▸ THE INPUT
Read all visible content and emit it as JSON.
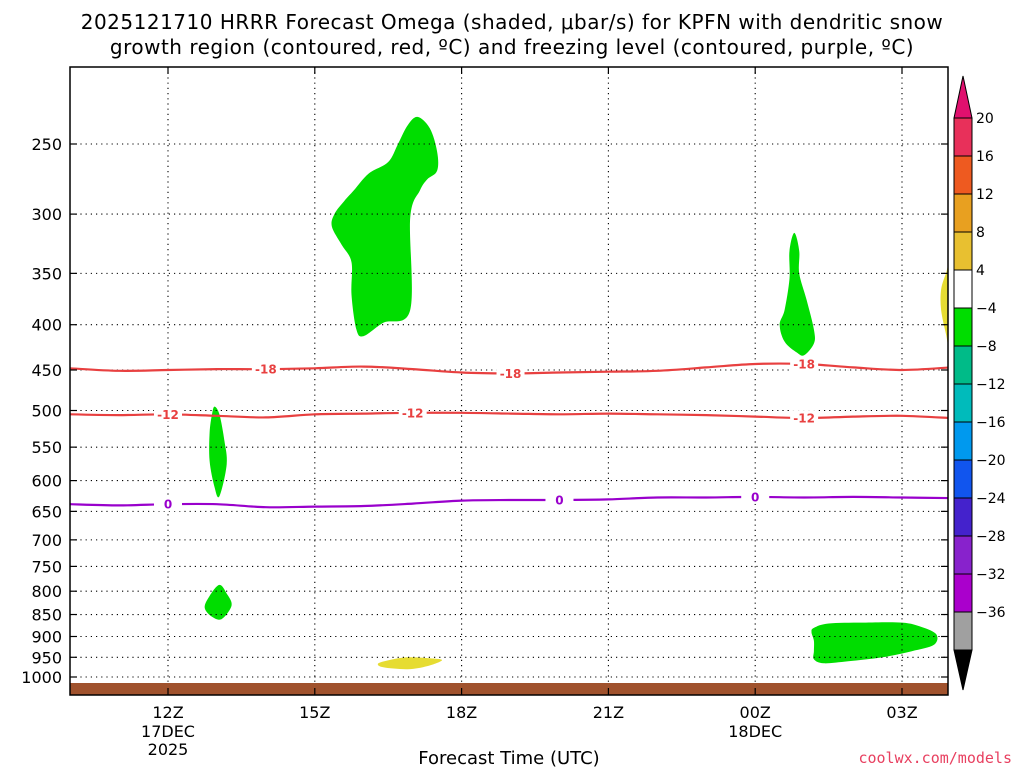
{
  "chart_data": {
    "type": "contour",
    "title_line1": "2025121710 HRRR Forecast Omega (shaded, μbar/s) for KPFN with dendritic snow",
    "title_line2": "growth region (contoured, red, ºC) and freezing level (contoured, purple, ºC)",
    "xlabel": "Forecast Time (UTC)",
    "ylabel": "",
    "credit": "coolwx.com/models",
    "x_ticks": [
      {
        "hour": 12,
        "label": "12Z",
        "sub1": "17DEC",
        "sub2": "2025"
      },
      {
        "hour": 15,
        "label": "15Z",
        "sub1": "",
        "sub2": ""
      },
      {
        "hour": 18,
        "label": "18Z",
        "sub1": "",
        "sub2": ""
      },
      {
        "hour": 21,
        "label": "21Z",
        "sub1": "",
        "sub2": ""
      },
      {
        "hour": 24,
        "label": "00Z",
        "sub1": "18DEC",
        "sub2": ""
      },
      {
        "hour": 27,
        "label": "03Z",
        "sub1": "",
        "sub2": ""
      }
    ],
    "xlim": [
      10,
      28
    ],
    "ylim": [
      1000,
      200
    ],
    "y_scale": "log-pressure",
    "y_ticks": [
      250,
      300,
      350,
      400,
      450,
      500,
      550,
      600,
      650,
      700,
      750,
      800,
      850,
      900,
      950,
      1000
    ],
    "grid": true,
    "contours": [
      {
        "level": -18,
        "label": "-18",
        "color": "#e84040",
        "points": [
          [
            10,
            448
          ],
          [
            11,
            451
          ],
          [
            12,
            450
          ],
          [
            13,
            449
          ],
          [
            14,
            449
          ],
          [
            15,
            448
          ],
          [
            16,
            446
          ],
          [
            17,
            449
          ],
          [
            18,
            453
          ],
          [
            19,
            454
          ],
          [
            20,
            453
          ],
          [
            21,
            452
          ],
          [
            22,
            451
          ],
          [
            23,
            447
          ],
          [
            24,
            443
          ],
          [
            25,
            443
          ],
          [
            26,
            447
          ],
          [
            27,
            450
          ],
          [
            28,
            447
          ]
        ],
        "label_positions": [
          [
            14,
            449
          ],
          [
            19,
            454
          ],
          [
            25,
            443
          ]
        ]
      },
      {
        "level": -12,
        "label": "-12",
        "color": "#e84040",
        "points": [
          [
            10,
            505
          ],
          [
            11,
            506
          ],
          [
            12,
            505
          ],
          [
            13,
            507
          ],
          [
            14,
            509
          ],
          [
            15,
            505
          ],
          [
            16,
            504
          ],
          [
            17,
            503
          ],
          [
            18,
            503
          ],
          [
            19,
            504
          ],
          [
            20,
            505
          ],
          [
            21,
            504
          ],
          [
            22,
            505
          ],
          [
            23,
            506
          ],
          [
            24,
            508
          ],
          [
            25,
            510
          ],
          [
            26,
            508
          ],
          [
            27,
            507
          ],
          [
            28,
            510
          ]
        ],
        "label_positions": [
          [
            12,
            505
          ],
          [
            17,
            503
          ],
          [
            25,
            510
          ]
        ]
      },
      {
        "level": 0,
        "label": "0",
        "color": "#9900cc",
        "points": [
          [
            10,
            638
          ],
          [
            11,
            640
          ],
          [
            12,
            638
          ],
          [
            13,
            638
          ],
          [
            14,
            643
          ],
          [
            15,
            642
          ],
          [
            16,
            641
          ],
          [
            17,
            637
          ],
          [
            18,
            632
          ],
          [
            19,
            631
          ],
          [
            20,
            631
          ],
          [
            21,
            630
          ],
          [
            22,
            627
          ],
          [
            23,
            627
          ],
          [
            24,
            626
          ],
          [
            25,
            627
          ],
          [
            26,
            626
          ],
          [
            27,
            627
          ],
          [
            28,
            628
          ]
        ],
        "label_positions": [
          [
            12,
            638
          ],
          [
            20,
            631
          ],
          [
            24,
            626
          ]
        ]
      }
    ],
    "shaded_regions": [
      {
        "value_range": "-8 to -4",
        "color": "#00dd00",
        "outline": [
          [
            15.35,
            310
          ],
          [
            15.4,
            300
          ],
          [
            15.6,
            290
          ],
          [
            15.8,
            282
          ],
          [
            16.1,
            270
          ],
          [
            16.5,
            262
          ],
          [
            16.7,
            250
          ],
          [
            16.9,
            238
          ],
          [
            17.1,
            233
          ],
          [
            17.35,
            240
          ],
          [
            17.5,
            255
          ],
          [
            17.5,
            268
          ],
          [
            17.3,
            274
          ],
          [
            17.15,
            282
          ],
          [
            16.95,
            303
          ],
          [
            16.95,
            385
          ],
          [
            16.4,
            398
          ],
          [
            16.0,
            412
          ],
          [
            15.85,
            405
          ],
          [
            15.75,
            370
          ],
          [
            15.75,
            340
          ],
          [
            15.55,
            325
          ]
        ]
      },
      {
        "value_range": "-8 to -4",
        "color": "#00dd00",
        "outline": [
          [
            24.8,
            315
          ],
          [
            24.9,
            330
          ],
          [
            24.9,
            350
          ],
          [
            25.05,
            375
          ],
          [
            25.2,
            405
          ],
          [
            25.2,
            420
          ],
          [
            25.0,
            433
          ],
          [
            24.85,
            430
          ],
          [
            24.6,
            418
          ],
          [
            24.5,
            400
          ],
          [
            24.6,
            385
          ],
          [
            24.7,
            355
          ],
          [
            24.7,
            330
          ]
        ]
      },
      {
        "value_range": "-8 to -4",
        "color": "#00dd00",
        "outline": [
          [
            12.95,
            495
          ],
          [
            13.05,
            505
          ],
          [
            13.15,
            540
          ],
          [
            13.2,
            575
          ],
          [
            13.05,
            625
          ],
          [
            12.95,
            610
          ],
          [
            12.85,
            570
          ],
          [
            12.85,
            530
          ],
          [
            12.9,
            505
          ]
        ]
      },
      {
        "value_range": "-8 to -4",
        "color": "#00dd00",
        "outline": [
          [
            13.05,
            787
          ],
          [
            13.2,
            805
          ],
          [
            13.3,
            830
          ],
          [
            13.1,
            860
          ],
          [
            12.9,
            855
          ],
          [
            12.75,
            835
          ],
          [
            12.85,
            810
          ]
        ]
      },
      {
        "value_range": "-8 to -4",
        "color": "#00dd00",
        "outline": [
          [
            25.2,
            880
          ],
          [
            25.5,
            870
          ],
          [
            26.2,
            868
          ],
          [
            27.0,
            868
          ],
          [
            27.4,
            878
          ],
          [
            27.7,
            895
          ],
          [
            27.65,
            920
          ],
          [
            27.2,
            935
          ],
          [
            26.6,
            950
          ],
          [
            25.9,
            960
          ],
          [
            25.4,
            965
          ],
          [
            25.2,
            955
          ],
          [
            25.2,
            935
          ],
          [
            25.2,
            910
          ],
          [
            25.15,
            890
          ]
        ]
      },
      {
        "value_range": "4 to 8",
        "color": "#e6dc32",
        "outline": [
          [
            17.6,
            957
          ],
          [
            17.3,
            952
          ],
          [
            16.9,
            950
          ],
          [
            16.6,
            955
          ],
          [
            16.3,
            965
          ],
          [
            16.4,
            975
          ],
          [
            16.9,
            980
          ],
          [
            17.3,
            972
          ]
        ]
      },
      {
        "value_range": "4 to 8",
        "color": "#e6dc32",
        "outline": [
          [
            28.0,
            340
          ],
          [
            27.9,
            350
          ],
          [
            27.8,
            365
          ],
          [
            27.8,
            385
          ],
          [
            27.9,
            410
          ],
          [
            28.0,
            430
          ]
        ]
      }
    ],
    "ground_color": "#a0522d",
    "colorbar": {
      "ticks": [
        20,
        16,
        12,
        8,
        4,
        -4,
        -8,
        -12,
        -16,
        -20,
        -24,
        -28,
        -32,
        -36
      ],
      "bins": [
        {
          "color": "#e8305a"
        },
        {
          "color": "#ee5a20"
        },
        {
          "color": "#e8a020"
        },
        {
          "color": "#e8c030"
        },
        {
          "color": "#ffffff"
        },
        {
          "color": "#00dd00"
        },
        {
          "color": "#00bb88"
        },
        {
          "color": "#00bbbb"
        },
        {
          "color": "#0099ee"
        },
        {
          "color": "#1155ee"
        },
        {
          "color": "#4422cc"
        },
        {
          "color": "#8822cc"
        },
        {
          "color": "#aa00cc"
        },
        {
          "color": "#a0a0a0"
        }
      ],
      "top_arrow_color": "#e0106e",
      "bottom_arrow_color": "#000000"
    }
  }
}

▸ TASK BRIEF
Of the lines in the data, how many hold the string "hour"? State the number, nothing else.

▸ FINAL RESULT
6